Transcribe all of the records precisely as they are presented.

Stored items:
>>>>>

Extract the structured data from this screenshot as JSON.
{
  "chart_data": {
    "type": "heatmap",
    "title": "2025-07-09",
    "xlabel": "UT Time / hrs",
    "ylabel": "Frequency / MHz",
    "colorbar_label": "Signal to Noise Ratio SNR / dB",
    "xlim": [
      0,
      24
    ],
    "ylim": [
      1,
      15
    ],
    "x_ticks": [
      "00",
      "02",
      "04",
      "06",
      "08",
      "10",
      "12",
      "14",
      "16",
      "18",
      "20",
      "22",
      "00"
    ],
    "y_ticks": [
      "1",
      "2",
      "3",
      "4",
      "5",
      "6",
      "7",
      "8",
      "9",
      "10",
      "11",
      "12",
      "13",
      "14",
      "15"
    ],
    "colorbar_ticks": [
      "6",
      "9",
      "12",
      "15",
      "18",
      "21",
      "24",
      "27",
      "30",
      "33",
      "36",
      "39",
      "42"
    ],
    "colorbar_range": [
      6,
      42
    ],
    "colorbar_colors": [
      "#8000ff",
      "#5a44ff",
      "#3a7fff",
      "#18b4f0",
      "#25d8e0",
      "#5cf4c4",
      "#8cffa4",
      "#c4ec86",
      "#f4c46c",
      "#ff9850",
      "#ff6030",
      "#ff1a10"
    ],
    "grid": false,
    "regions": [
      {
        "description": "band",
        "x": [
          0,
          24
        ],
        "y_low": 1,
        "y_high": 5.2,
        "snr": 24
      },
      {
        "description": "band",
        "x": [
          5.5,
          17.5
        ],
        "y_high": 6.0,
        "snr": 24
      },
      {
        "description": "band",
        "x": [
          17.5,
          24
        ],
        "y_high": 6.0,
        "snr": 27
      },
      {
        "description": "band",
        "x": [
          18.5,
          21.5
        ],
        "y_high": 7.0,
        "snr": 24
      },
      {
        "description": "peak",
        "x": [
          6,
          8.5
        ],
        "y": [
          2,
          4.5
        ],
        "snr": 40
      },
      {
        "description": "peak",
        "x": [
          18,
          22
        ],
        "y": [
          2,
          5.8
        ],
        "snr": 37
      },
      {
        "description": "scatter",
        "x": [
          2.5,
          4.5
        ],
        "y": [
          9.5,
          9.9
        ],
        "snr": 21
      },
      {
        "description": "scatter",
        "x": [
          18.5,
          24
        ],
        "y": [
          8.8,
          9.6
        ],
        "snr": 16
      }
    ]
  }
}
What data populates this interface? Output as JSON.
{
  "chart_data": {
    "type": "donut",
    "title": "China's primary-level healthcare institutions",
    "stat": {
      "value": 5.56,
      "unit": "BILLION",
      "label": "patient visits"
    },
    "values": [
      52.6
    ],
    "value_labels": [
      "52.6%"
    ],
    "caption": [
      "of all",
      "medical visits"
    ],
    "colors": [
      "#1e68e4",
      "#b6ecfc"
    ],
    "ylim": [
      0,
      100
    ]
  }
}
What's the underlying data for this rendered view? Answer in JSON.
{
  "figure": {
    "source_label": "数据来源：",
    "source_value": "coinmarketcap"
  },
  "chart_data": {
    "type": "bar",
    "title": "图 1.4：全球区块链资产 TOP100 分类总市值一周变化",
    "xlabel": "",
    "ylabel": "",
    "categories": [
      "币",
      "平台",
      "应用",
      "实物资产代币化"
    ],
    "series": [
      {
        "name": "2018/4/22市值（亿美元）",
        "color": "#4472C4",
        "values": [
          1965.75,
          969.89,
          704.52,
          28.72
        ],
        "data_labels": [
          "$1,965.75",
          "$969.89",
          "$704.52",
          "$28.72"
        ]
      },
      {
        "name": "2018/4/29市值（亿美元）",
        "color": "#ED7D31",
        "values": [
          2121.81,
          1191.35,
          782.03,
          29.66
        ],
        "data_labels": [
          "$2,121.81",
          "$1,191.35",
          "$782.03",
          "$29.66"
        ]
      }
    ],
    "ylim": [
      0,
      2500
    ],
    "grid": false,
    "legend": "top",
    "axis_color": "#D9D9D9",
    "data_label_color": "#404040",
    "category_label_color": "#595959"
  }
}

<<<<<

## EXERCISE RESULT
Extract the structured data from this screenshot as JSON.
{
  "chart_data": {
    "type": "heatmap",
    "title": "2025-07-09",
    "xlabel": "UT Time / hrs",
    "ylabel": "Frequency / MHz",
    "colorbar_label": "Signal to Noise Ratio SNR / dB",
    "xlim": [
      0,
      24
    ],
    "ylim": [
      1,
      15
    ],
    "x_ticks": [
      "00",
      "02",
      "04",
      "06",
      "08",
      "10",
      "12",
      "14",
      "16",
      "18",
      "20",
      "22",
      "00"
    ],
    "y_ticks": [
      "1",
      "2",
      "3",
      "4",
      "5",
      "6",
      "7",
      "8",
      "9",
      "10",
      "11",
      "12",
      "13",
      "14",
      "15"
    ],
    "colorbar_ticks": [
      "6",
      "9",
      "12",
      "15",
      "18",
      "21",
      "24",
      "27",
      "30",
      "33",
      "36",
      "39",
      "42"
    ],
    "colorbar_range": [
      6,
      42
    ],
    "colorbar_colors": [
      "#8000ff",
      "#5a44ff",
      "#3a7fff",
      "#18b4f0",
      "#25d8e0",
      "#5cf4c4",
      "#8cffa4",
      "#c4ec86",
      "#f4c46c",
      "#ff9850",
      "#ff6030",
      "#ff1a10"
    ],
    "grid": false,
    "regions": [
      {
        "description": "band",
        "x": [
          0,
          24
        ],
        "y_low": 1,
        "y_high": 5.2,
        "snr": 24
      },
      {
        "description": "band",
        "x": [
          5.5,
          17.5
        ],
        "y_high": 6.0,
        "snr": 24
      },
      {
        "description": "band",
        "x": [
          17.5,
          24
        ],
        "y_high": 6.0,
        "snr": 27
      },
      {
        "description": "band",
        "x": [
          18.5,
          21.5
        ],
        "y_high": 7.0,
        "snr": 24
      },
      {
        "description": "peak",
        "x": [
          6,
          8.5
        ],
        "y": [
          2,
          4.5
        ],
        "snr": 40
      },
      {
        "description": "peak",
        "x": [
          18,
          22
        ],
        "y": [
          2,
          5.8
        ],
        "snr": 37
      },
      {
        "description": "scatter",
        "x": [
          2.5,
          4.5
        ],
        "y": [
          9.5,
          9.9
        ],
        "snr": 21
      },
      {
        "description": "scatter",
        "x": [
          18.5,
          24
        ],
        "y": [
          8.8,
          9.6
        ],
        "snr": 16
      }
    ]
  }
}
What data populates this interface? Output as JSON.
{
  "chart_data": {
    "type": "donut",
    "title": "China's primary-level healthcare institutions",
    "stat": {
      "value": 5.56,
      "unit": "BILLION",
      "label": "patient visits"
    },
    "values": [
      52.6
    ],
    "value_labels": [
      "52.6%"
    ],
    "caption": [
      "of all",
      "medical visits"
    ],
    "colors": [
      "#1e68e4",
      "#b6ecfc"
    ],
    "ylim": [
      0,
      100
    ]
  }
}
What's the underlying data for this rendered view? Answer in JSON.
{
  "figure": {
    "source_label": "数据来源：",
    "source_value": "coinmarketcap"
  },
  "chart_data": {
    "type": "bar",
    "title": "图 1.4：全球区块链资产 TOP100 分类总市值一周变化",
    "xlabel": "",
    "ylabel": "",
    "categories": [
      "币",
      "平台",
      "应用",
      "实物资产代币化"
    ],
    "series": [
      {
        "name": "2018/4/22市值（亿美元）",
        "color": "#4472C4",
        "values": [
          1965.75,
          969.89,
          704.52,
          28.72
        ],
        "data_labels": [
          "$1,965.75",
          "$969.89",
          "$704.52",
          "$28.72"
        ]
      },
      {
        "name": "2018/4/29市值（亿美元）",
        "color": "#ED7D31",
        "values": [
          2121.81,
          1191.35,
          782.03,
          29.66
        ],
        "data_labels": [
          "$2,121.81",
          "$1,191.35",
          "$782.03",
          "$29.66"
        ]
      }
    ],
    "ylim": [
      0,
      2500
    ],
    "grid": false,
    "legend": "top",
    "axis_color": "#D9D9D9",
    "data_label_color": "#404040",
    "category_label_color": "#595959"
  }
}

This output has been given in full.